## What is expected:
In full and without deviation, write out the entries that follow.

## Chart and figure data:

::::

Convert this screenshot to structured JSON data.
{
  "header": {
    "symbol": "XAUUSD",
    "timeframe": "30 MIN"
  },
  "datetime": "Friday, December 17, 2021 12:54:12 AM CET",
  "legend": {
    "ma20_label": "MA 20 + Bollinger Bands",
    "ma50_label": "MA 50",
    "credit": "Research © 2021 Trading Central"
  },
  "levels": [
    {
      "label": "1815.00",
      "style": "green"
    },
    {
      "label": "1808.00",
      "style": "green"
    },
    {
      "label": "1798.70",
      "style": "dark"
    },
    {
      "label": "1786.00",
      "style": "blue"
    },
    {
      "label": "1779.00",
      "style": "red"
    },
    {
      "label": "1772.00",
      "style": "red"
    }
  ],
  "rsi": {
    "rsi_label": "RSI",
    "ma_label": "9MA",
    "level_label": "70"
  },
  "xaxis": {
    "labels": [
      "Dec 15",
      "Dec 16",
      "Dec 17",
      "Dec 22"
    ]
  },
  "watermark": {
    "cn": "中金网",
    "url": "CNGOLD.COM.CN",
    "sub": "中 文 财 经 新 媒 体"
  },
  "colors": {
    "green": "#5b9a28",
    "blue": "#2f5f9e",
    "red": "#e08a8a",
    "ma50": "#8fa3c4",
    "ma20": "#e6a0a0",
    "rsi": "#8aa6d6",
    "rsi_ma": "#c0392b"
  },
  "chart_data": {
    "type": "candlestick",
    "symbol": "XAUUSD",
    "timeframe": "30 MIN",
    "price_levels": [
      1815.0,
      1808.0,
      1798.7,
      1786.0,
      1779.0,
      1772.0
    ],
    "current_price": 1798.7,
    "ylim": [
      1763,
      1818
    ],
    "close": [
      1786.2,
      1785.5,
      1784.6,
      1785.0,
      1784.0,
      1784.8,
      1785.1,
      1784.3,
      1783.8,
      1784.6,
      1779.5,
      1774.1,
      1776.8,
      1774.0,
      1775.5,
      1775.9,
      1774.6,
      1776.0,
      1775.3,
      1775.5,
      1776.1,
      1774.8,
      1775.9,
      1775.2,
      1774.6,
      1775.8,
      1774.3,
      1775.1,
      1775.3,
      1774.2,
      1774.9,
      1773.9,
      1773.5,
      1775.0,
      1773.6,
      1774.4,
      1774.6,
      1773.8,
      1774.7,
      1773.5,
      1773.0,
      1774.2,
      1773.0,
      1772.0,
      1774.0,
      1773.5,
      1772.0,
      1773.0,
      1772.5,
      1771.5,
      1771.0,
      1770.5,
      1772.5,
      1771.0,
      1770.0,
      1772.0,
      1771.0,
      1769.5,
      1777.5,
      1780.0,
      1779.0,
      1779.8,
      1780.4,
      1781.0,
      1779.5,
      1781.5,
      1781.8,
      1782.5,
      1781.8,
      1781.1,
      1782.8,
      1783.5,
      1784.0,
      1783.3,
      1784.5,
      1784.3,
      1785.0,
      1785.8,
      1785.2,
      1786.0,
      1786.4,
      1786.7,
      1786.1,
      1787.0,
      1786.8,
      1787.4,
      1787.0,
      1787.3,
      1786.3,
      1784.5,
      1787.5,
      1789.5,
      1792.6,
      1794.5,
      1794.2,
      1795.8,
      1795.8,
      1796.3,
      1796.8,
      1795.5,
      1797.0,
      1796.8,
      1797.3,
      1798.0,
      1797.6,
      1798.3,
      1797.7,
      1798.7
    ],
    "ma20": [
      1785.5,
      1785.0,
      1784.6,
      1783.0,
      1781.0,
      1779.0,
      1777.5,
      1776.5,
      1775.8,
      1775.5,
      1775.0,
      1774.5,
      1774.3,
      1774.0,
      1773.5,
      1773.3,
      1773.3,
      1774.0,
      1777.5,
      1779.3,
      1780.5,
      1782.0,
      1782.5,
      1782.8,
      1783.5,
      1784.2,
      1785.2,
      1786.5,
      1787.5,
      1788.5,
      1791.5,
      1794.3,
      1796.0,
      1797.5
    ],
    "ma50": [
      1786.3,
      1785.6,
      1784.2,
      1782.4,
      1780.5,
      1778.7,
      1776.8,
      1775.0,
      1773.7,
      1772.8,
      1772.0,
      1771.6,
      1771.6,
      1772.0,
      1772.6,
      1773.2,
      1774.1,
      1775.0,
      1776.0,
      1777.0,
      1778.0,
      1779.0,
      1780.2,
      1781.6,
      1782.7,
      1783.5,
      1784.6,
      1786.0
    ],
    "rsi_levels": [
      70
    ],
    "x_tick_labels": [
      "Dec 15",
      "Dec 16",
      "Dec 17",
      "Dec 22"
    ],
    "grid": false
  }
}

::::

## Solved exercise:
Convert this screenshot to structured JSON data.
{
  "header": {
    "symbol": "XAUUSD",
    "timeframe": "30 MIN"
  },
  "datetime": "Friday, December 17, 2021 12:54:12 AM CET",
  "legend": {
    "ma20_label": "MA 20 + Bollinger Bands",
    "ma50_label": "MA 50",
    "credit": "Research © 2021 Trading Central"
  },
  "levels": [
    {
      "label": "1815.00",
      "style": "green"
    },
    {
      "label": "1808.00",
      "style": "green"
    },
    {
      "label": "1798.70",
      "style": "dark"
    },
    {
      "label": "1786.00",
      "style": "blue"
    },
    {
      "label": "1779.00",
      "style": "red"
    },
    {
      "label": "1772.00",
      "style": "red"
    }
  ],
  "rsi": {
    "rsi_label": "RSI",
    "ma_label": "9MA",
    "level_label": "70"
  },
  "xaxis": {
    "labels": [
      "Dec 15",
      "Dec 16",
      "Dec 17",
      "Dec 22"
    ]
  },
  "watermark": {
    "cn": "中金网",
    "url": "CNGOLD.COM.CN",
    "sub": "中 文 财 经 新 媒 体"
  },
  "colors": {
    "green": "#5b9a28",
    "blue": "#2f5f9e",
    "red": "#e08a8a",
    "ma50": "#8fa3c4",
    "ma20": "#e6a0a0",
    "rsi": "#8aa6d6",
    "rsi_ma": "#c0392b"
  },
  "chart_data": {
    "type": "candlestick",
    "symbol": "XAUUSD",
    "timeframe": "30 MIN",
    "price_levels": [
      1815.0,
      1808.0,
      1798.7,
      1786.0,
      1779.0,
      1772.0
    ],
    "current_price": 1798.7,
    "ylim": [
      1763,
      1818
    ],
    "close": [
      1786.2,
      1785.5,
      1784.6,
      1785.0,
      1784.0,
      1784.8,
      1785.1,
      1784.3,
      1783.8,
      1784.6,
      1779.5,
      1774.1,
      1776.8,
      1774.0,
      1775.5,
      1775.9,
      1774.6,
      1776.0,
      1775.3,
      1775.5,
      1776.1,
      1774.8,
      1775.9,
      1775.2,
      1774.6,
      1775.8,
      1774.3,
      1775.1,
      1775.3,
      1774.2,
      1774.9,
      1773.9,
      1773.5,
      1775.0,
      1773.6,
      1774.4,
      1774.6,
      1773.8,
      1774.7,
      1773.5,
      1773.0,
      1774.2,
      1773.0,
      1772.0,
      1774.0,
      1773.5,
      1772.0,
      1773.0,
      1772.5,
      1771.5,
      1771.0,
      1770.5,
      1772.5,
      1771.0,
      1770.0,
      1772.0,
      1771.0,
      1769.5,
      1777.5,
      1780.0,
      1779.0,
      1779.8,
      1780.4,
      1781.0,
      1779.5,
      1781.5,
      1781.8,
      1782.5,
      1781.8,
      1781.1,
      1782.8,
      1783.5,
      1784.0,
      1783.3,
      1784.5,
      1784.3,
      1785.0,
      1785.8,
      1785.2,
      1786.0,
      1786.4,
      1786.7,
      1786.1,
      1787.0,
      1786.8,
      1787.4,
      1787.0,
      1787.3,
      1786.3,
      1784.5,
      1787.5,
      1789.5,
      1792.6,
      1794.5,
      1794.2,
      1795.8,
      1795.8,
      1796.3,
      1796.8,
      1795.5,
      1797.0,
      1796.8,
      1797.3,
      1798.0,
      1797.6,
      1798.3,
      1797.7,
      1798.7
    ],
    "ma20": [
      1785.5,
      1785.0,
      1784.6,
      1783.0,
      1781.0,
      1779.0,
      1777.5,
      1776.5,
      1775.8,
      1775.5,
      1775.0,
      1774.5,
      1774.3,
      1774.0,
      1773.5,
      1773.3,
      1773.3,
      1774.0,
      1777.5,
      1779.3,
      1780.5,
      1782.0,
      1782.5,
      1782.8,
      1783.5,
      1784.2,
      1785.2,
      1786.5,
      1787.5,
      1788.5,
      1791.5,
      1794.3,
      1796.0,
      1797.5
    ],
    "ma50": [
      1786.3,
      1785.6,
      1784.2,
      1782.4,
      1780.5,
      1778.7,
      1776.8,
      1775.0,
      1773.7,
      1772.8,
      1772.0,
      1771.6,
      1771.6,
      1772.0,
      1772.6,
      1773.2,
      1774.1,
      1775.0,
      1776.0,
      1777.0,
      1778.0,
      1779.0,
      1780.2,
      1781.6,
      1782.7,
      1783.5,
      1784.6,
      1786.0
    ],
    "rsi_levels": [
      70
    ],
    "x_tick_labels": [
      "Dec 15",
      "Dec 16",
      "Dec 17",
      "Dec 22"
    ],
    "grid": false
  }
}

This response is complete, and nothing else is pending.